(EXERCISES TO COMPLETE)
A: Using the infoset codepage thread below, decide whether each statement agrees with it. Answer yes or no for each, and quote the words that settle it. (i) Mike says that under choice 2 the string should be treated as an array of bytes. (ii) Mike favors the most elaborate option available. (iii) Alan says the caller can convert to whatever they need.
B: In the infoset codepage thread below, what does the message dated 05/05/2009 15:35 propose specifying?

(SOURCE TEXT)

# # # # #

Re: [DFDL-WG] Infoset codepage

5 May 2009

      The problem with choice 2 is that when you have a string with an encoding,
then there's the issue of what do you encounter when you index into the
string at say position 3. Do you get the 3rd byte of the encoding? or is the
encoding somehow decoded into individual character codepoints ... but for
many encodings that's not crisply defined.

If we go with choice 2 we should flat out say that the string is an array of
bytes representing a string by way of the encoding.

There's a variation we didn't explore which is that implementations can
supply the strings in whatever form they want. But they make the encoding
available. This allows an implementation to provide say, UTF-16 always, if
it chooses. 

I'm in favor of the simplest possible thing here. So, for example, if you
guys have a UTF-16 constraint, then I'd be happy just picking that as the
encoding that is always used by the infoset.

...mike

Mike Beckerle | OGF DFDL WG Co-Chair | CTO | Oco, Inc.
Tel:  781-810-2125  | 100 Fifth Ave., 4th Floor, Waltham MA 02451 |
<mailto:mbeckerle.dfdl@gmail.com> mbeckerle.dfdl@gmail.com 

  _____  

From: Alan Powell [mailto:alan_powell@uk.ibm.com] 
Sent: Tuesday, May 05, 2009 11:14 AM
To: DFDL
Cc: dfdl-wg@ogf.org; dfdl-wg-bounces@ogf.org; Steve Hanson
Subject: Re: [DFDL-WG] Infoset codepage

Isn't choice 2 the most flexible? The caller can convert to what they need. 

Alan Powell

MP 211, IBM UK Labs, Hursley,  Winchester, SO21 2JN, England
Notes Id: Alan Powell/UK/IBM     email: alan_powell@uk.ibm.com  
Tel: +44 (0)1962 815073                  Fax: +44 (0)1962 816898

From: 	DFDL <mbeckerle.dfdl@gmail.com> 

To: 	Steve Hanson/UK/IBM@IBMGB 

Cc: 	Alan Powell/UK/IBM@IBMGB, "dfdl-wg@ogf.org" <dfdl-wg@ogf.org>,
"dfdl-wg-bounces@ogf.org" <dfdl-wg-bounces@ogf.org> 

Date: 	05/05/2009 15:35 

Subject: 	Re: [DFDL-WG] Infoset codepage

  _____  

How about we specify unicode codepoints but implementations can have
limitations on the numeric range of codepoints.

# # # # #

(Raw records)
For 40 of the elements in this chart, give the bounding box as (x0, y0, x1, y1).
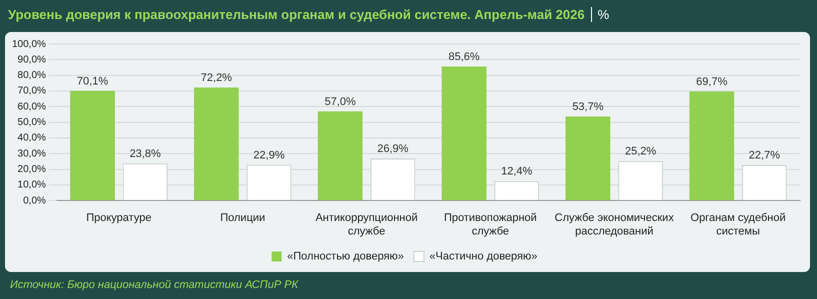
data-label: 25,2% (624, 146, 656, 158)
data-label: 57,0% (324, 96, 356, 108)
chart-subtitle: % (590, 7, 610, 22)
legend-label: «Частично доверяю» (429, 250, 538, 263)
data-label: 53,7% (572, 101, 604, 114)
y-tick-label: 80,0% (18, 70, 46, 82)
data-label: 22,7% (748, 150, 780, 162)
bar (566, 116, 610, 200)
y-tick-label: 40,0% (18, 132, 46, 144)
bar (442, 66, 486, 200)
text: Источник: Бюро национальной статистики АСПиР РК (10, 279, 298, 291)
x-tick-label: Полиции (220, 212, 266, 224)
y-tick-label: 100,0% (12, 38, 46, 50)
y-tick-label: 50,0% (18, 117, 46, 128)
bar (689, 91, 734, 200)
y-tick-label: 60,0% (18, 101, 46, 112)
x-tick-label: Службе экономических расследований (554, 212, 674, 238)
y-tick-label: 20,0% (18, 164, 46, 176)
data-label: 23,8% (130, 148, 161, 160)
x-tick-label: Антикоррупционной службе (315, 212, 418, 238)
bar (70, 90, 115, 200)
x-tick-label: Противопожарной службе (444, 212, 537, 238)
x-tick-label: Органам судебной системы (690, 212, 786, 238)
data-label: 22,9% (253, 149, 285, 162)
data-label: 85,6% (448, 51, 480, 64)
y-tick-label: 0,0% (23, 195, 46, 206)
data-label: 72,2% (200, 72, 232, 84)
data-label: 26,9% (377, 143, 409, 156)
data-label: 70,1% (76, 75, 108, 88)
y-tick-label: 70,0% (18, 86, 46, 97)
bar (194, 88, 239, 200)
bar (318, 111, 363, 200)
data-label: 69,7% (696, 76, 728, 88)
y-tick-label: 90,0% (18, 54, 46, 66)
y-tick-label: 30,0% (18, 148, 46, 160)
data-label: 12,4% (501, 166, 533, 178)
chart-title: Уровень доверия к правоохранительным органам и судебной системе. Апрель-май 2026 (8, 7, 585, 22)
legend-label: «Полностью доверяю» (287, 250, 404, 263)
y-tick-label: 10,0% (18, 180, 46, 191)
x-tick-label: Прокуратуре (86, 212, 152, 224)
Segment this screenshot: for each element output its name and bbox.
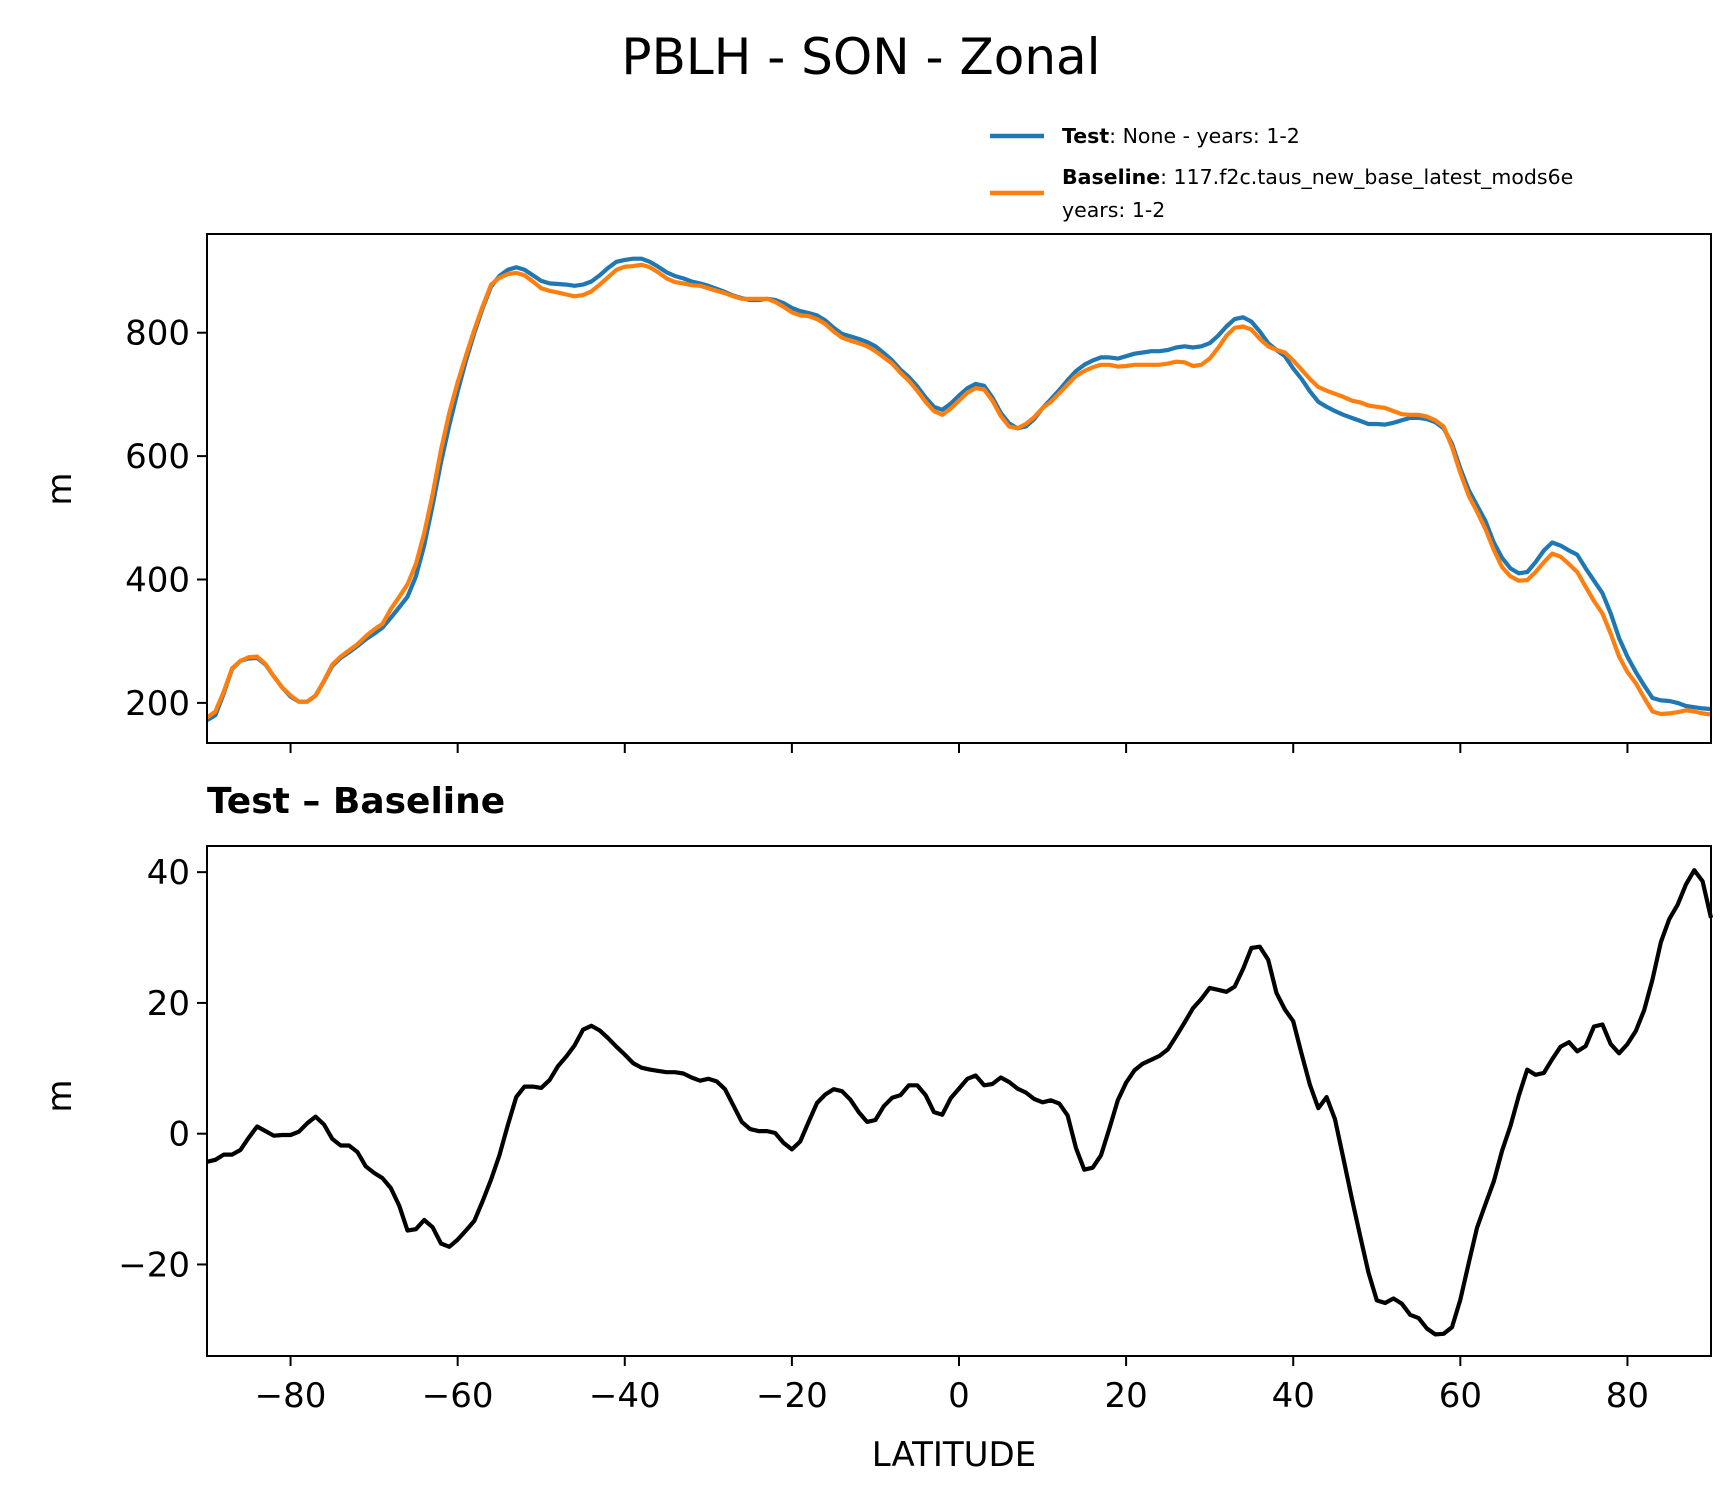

# # # # #

(ANSWERS TO EACH TASK)
A: (i) Yes: "we should flat out say that the string is an array of bytes representing a string by way of the encoding." (ii) No: "I'm in favor of the simplest possible thing here." (iii) Yes: "The caller can convert to what they need."

B: It proposes specifying Unicode codepoints, with implementations allowed to limit the numeric range of codepoints.